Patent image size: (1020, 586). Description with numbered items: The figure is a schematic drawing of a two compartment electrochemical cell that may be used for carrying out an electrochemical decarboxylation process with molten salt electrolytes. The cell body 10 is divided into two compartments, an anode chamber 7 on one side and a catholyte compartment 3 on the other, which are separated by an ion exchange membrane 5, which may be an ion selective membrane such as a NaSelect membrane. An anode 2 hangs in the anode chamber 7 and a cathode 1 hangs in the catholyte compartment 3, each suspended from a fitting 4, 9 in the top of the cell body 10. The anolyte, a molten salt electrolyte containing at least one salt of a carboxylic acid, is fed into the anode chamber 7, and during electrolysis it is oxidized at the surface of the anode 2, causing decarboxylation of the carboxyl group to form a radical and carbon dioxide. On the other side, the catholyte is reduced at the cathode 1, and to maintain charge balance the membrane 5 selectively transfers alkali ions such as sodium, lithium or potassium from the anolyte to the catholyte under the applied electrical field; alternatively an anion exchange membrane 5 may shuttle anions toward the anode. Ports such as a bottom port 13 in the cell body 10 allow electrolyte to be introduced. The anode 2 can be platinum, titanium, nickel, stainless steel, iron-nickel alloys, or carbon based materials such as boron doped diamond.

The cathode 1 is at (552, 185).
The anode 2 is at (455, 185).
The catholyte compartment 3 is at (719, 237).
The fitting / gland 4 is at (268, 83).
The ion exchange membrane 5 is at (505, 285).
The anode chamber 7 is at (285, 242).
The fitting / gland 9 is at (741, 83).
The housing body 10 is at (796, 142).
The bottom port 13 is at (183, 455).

==

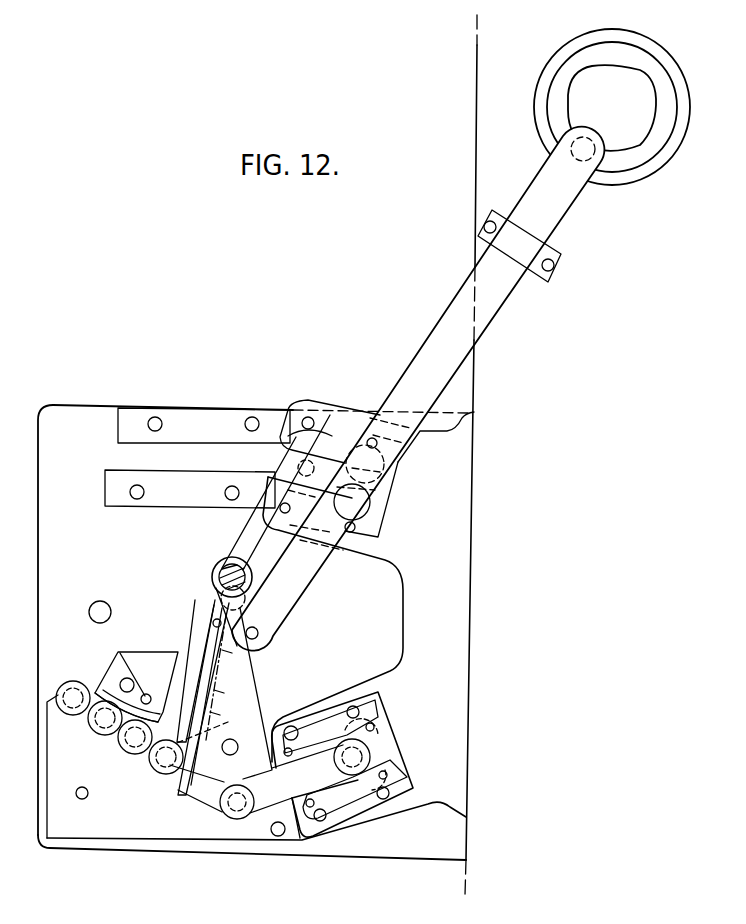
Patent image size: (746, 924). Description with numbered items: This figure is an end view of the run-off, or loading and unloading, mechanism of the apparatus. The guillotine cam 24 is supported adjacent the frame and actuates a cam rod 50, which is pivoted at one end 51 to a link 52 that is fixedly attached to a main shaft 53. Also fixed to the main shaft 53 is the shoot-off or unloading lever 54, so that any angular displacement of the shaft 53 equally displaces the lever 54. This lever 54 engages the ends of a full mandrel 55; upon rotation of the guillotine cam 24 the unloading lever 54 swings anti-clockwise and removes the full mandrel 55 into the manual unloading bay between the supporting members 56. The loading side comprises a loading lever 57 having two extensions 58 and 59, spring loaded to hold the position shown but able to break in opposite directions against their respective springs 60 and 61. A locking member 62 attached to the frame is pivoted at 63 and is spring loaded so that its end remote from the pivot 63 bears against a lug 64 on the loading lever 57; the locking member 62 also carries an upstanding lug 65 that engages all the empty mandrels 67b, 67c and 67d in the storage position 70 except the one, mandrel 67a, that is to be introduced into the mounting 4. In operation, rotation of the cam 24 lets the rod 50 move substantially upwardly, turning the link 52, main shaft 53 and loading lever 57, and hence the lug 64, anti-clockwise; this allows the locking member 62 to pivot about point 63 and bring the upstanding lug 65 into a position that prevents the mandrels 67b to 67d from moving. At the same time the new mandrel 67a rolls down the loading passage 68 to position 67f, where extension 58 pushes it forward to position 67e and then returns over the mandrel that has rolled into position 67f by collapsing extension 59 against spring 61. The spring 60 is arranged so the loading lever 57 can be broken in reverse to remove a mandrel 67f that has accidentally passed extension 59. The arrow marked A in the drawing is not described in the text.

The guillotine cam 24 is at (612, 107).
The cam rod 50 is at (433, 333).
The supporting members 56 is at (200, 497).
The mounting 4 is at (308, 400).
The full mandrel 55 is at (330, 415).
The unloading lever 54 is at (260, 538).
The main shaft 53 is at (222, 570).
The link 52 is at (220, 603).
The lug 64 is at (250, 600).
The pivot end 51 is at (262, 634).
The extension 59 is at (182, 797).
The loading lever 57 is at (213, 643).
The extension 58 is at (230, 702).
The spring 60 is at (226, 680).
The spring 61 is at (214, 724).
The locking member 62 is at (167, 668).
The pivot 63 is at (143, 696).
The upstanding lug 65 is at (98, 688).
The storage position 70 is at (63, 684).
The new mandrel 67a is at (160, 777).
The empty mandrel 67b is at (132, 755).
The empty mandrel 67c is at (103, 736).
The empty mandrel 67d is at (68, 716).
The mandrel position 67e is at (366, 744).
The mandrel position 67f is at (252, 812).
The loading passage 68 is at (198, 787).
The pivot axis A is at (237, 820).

* * *

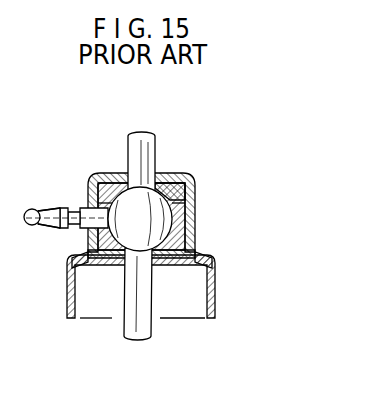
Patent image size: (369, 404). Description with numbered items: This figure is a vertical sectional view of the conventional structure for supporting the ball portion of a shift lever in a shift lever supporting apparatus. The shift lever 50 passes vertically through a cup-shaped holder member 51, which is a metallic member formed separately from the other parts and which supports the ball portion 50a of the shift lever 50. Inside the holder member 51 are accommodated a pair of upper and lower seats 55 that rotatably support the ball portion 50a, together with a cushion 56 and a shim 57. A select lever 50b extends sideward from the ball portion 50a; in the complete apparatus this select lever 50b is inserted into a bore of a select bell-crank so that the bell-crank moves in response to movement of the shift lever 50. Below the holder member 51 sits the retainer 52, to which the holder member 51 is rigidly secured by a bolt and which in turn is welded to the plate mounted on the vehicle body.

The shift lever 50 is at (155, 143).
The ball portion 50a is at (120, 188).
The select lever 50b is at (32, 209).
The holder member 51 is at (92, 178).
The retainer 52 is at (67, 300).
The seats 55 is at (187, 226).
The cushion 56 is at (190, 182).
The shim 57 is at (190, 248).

■ Work instructions: Lay out the entries from the line with "Patent image size: (746, 924)." up to and including the line with "The mounting 4 is at (308, 400)." as a JSON list of strings, one per line, leaving out blank lines.

■ Written answer:
[
  "Patent image size: (746, 924). Description with numbered items: This figure is an end view of the run-off, or loading and unloading, mechanism of the apparatus. The guillotine cam 24 is supported adjacent the frame and actuates a cam rod 50, which is pivoted at one end 51 to a link 52 that is fixedly attached to a main shaft 53. Also fixed to the main shaft 53 is the shoot-off or unloading lever 54, so that any angular displacement of the shaft 53 equally displaces the lever 54. This lever 54 engages the ends of a full mandrel 55; upon rotation of the guillotine cam 24 the unloading lever 54 swings anti-clockwise and removes the full mandrel 55 into the manual unloading bay between the supporting members 56. The loading side comprises a loading lever 57 having two extensions 58 and 59, spring loaded to hold the position shown but able to break in opposite directions against their respective springs 60 and 61. A locking member 62 attached to the frame is pivoted at 63 and is spring loaded so that its end remote from the pivot 63 bears against a lug 64 on the loading lever 57; the locking member 62 also carries an upstanding lug 65 that engages all the empty mandrels 67b, 67c and 67d in the storage position 70 except the one, mandrel 67a, that is to be introduced into the mounting 4. In operation, rotation of the cam 24 lets the rod 50 move substantially upwardly, turning the link 52, main shaft 53 and loading lever 57, and hence the lug 64, anti-clockwise; this allows the locking member 62 to pivot about point 63 and bring the upstanding lug 65 into a position that prevents the mandrels 67b to 67d from moving. At the same time the new mandrel 67a rolls down the loading passage 68 to position 67f, where extension 58 pushes it forward to position 67e and then returns over the mandrel that has rolled into position 67f by collapsing extension 59 against spring 61. The spring 60 is arranged so the loading lever 57 can be broken in reverse to remove a mandrel 67f that has accidentally passed extension 59. The arrow marked A in the drawing is not described in the text.",
  "The guillotine cam 24 is at (612, 107).",
  "The cam rod 50 is at (433, 333).",
  "The supporting members 56 is at (200, 497).",
  "The mounting 4 is at (308, 400)."
]